> What you are asked to do
For the material that follows, list every line containing the word "data".

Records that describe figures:

╭──

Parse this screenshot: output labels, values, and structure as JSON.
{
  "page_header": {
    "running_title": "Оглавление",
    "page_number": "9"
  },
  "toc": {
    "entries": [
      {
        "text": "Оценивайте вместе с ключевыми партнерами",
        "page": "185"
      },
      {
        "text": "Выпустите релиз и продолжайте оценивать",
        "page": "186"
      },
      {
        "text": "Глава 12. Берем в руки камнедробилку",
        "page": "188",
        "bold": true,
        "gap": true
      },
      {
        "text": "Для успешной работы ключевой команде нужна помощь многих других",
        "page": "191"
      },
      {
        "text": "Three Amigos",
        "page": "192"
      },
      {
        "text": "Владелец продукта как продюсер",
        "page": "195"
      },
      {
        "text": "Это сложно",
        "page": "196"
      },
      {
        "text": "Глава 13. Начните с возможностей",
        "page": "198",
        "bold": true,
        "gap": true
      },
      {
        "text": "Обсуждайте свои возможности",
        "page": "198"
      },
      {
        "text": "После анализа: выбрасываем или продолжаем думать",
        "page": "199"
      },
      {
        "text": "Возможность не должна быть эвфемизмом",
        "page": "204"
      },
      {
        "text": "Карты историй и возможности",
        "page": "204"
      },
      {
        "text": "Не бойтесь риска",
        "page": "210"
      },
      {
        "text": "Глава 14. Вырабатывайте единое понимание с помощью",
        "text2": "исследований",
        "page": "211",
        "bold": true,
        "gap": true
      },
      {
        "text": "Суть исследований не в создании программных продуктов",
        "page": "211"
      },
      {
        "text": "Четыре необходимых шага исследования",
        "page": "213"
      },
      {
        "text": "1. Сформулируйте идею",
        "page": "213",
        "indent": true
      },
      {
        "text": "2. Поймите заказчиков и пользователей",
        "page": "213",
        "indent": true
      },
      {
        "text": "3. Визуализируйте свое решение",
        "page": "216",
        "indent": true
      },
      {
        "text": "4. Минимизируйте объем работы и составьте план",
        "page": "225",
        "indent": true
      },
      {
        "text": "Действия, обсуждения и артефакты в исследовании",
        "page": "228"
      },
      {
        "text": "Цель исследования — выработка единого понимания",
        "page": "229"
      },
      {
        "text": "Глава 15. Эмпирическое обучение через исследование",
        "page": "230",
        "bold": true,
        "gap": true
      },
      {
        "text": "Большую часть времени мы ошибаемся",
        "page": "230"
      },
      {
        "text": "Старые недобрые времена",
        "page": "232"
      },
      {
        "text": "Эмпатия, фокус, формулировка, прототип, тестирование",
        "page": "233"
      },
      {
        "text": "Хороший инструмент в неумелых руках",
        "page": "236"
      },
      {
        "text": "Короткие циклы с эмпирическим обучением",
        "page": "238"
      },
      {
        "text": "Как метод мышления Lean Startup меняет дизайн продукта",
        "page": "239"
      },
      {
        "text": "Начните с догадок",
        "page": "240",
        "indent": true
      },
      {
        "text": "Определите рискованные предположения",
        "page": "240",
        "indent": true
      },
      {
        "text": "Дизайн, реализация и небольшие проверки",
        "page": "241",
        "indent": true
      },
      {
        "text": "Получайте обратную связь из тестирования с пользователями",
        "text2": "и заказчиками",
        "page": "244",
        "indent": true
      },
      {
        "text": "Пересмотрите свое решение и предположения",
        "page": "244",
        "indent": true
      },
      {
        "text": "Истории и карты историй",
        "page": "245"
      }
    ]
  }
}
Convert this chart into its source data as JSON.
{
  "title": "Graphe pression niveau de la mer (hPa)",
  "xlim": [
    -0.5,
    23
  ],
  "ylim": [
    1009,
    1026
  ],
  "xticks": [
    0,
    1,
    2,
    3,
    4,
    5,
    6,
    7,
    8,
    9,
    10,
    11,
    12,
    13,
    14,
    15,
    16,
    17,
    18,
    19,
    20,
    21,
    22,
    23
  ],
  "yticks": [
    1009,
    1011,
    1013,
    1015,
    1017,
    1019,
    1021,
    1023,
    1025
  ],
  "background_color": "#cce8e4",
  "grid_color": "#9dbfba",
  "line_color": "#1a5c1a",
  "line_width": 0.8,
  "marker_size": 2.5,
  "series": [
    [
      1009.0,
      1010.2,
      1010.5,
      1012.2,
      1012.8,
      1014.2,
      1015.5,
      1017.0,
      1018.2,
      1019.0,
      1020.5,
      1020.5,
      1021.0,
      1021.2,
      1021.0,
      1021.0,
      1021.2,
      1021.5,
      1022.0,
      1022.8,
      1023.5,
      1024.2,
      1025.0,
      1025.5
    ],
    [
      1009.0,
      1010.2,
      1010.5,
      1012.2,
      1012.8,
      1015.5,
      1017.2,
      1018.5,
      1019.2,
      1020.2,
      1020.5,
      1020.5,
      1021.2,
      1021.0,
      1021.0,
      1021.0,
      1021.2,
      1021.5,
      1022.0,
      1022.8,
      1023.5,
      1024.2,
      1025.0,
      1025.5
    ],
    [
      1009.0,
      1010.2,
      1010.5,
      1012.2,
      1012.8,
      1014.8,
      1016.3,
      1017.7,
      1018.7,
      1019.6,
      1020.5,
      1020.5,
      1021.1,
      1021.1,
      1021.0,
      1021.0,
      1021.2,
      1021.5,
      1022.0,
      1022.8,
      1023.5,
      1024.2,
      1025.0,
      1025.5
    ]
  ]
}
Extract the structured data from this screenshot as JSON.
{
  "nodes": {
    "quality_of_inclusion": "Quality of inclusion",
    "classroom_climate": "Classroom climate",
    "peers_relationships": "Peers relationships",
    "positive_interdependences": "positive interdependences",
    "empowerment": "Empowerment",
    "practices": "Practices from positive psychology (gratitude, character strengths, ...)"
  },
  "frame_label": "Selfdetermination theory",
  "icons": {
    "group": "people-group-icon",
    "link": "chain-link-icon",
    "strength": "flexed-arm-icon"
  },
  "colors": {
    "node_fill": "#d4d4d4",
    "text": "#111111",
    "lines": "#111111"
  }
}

╰──

> The reply
Convert this chart into its source data as JSON.
Extract the structured data from this screenshot as JSON.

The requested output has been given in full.